#### [TASK DETAILS]
Reproduce the data word for word, starting with its first line and continuing through the line that contains "entry-page: 609 [682,792,724,823]". Include both of those lines.
# RECORDS TO PROCESS start
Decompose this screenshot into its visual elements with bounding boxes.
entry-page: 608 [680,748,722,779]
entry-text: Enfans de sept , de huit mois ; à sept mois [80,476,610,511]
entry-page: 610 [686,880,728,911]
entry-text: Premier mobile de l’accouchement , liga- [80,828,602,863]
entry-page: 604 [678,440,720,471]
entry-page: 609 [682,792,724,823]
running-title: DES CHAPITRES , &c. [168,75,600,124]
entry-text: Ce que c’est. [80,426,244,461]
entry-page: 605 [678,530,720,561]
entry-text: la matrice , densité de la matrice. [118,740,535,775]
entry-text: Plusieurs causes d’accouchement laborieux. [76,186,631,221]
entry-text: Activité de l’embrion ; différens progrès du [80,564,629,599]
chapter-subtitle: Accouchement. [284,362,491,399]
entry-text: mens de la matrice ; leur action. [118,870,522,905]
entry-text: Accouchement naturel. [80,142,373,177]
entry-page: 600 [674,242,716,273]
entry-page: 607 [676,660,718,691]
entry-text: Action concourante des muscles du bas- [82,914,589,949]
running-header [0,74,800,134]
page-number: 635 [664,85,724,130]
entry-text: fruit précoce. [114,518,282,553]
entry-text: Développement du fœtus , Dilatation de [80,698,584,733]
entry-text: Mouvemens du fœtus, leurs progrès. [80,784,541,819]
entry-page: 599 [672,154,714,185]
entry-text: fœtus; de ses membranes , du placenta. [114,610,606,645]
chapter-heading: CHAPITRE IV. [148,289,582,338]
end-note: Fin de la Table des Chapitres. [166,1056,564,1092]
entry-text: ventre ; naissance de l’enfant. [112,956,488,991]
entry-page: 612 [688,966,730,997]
# RECORDS TO PROCESS end
#### [RESPONSE TO THE TASK]
Decompose this screenshot into its visual elements with bounding boxes.
entry-page: 608 [680,748,722,779]
entry-text: Enfans de sept , de huit mois ; à sept mois [80,476,610,511]
entry-page: 610 [686,880,728,911]
entry-text: Premier mobile de l’accouchement , liga- [80,828,602,863]
entry-page: 604 [678,440,720,471]
entry-page: 609 [682,792,724,823]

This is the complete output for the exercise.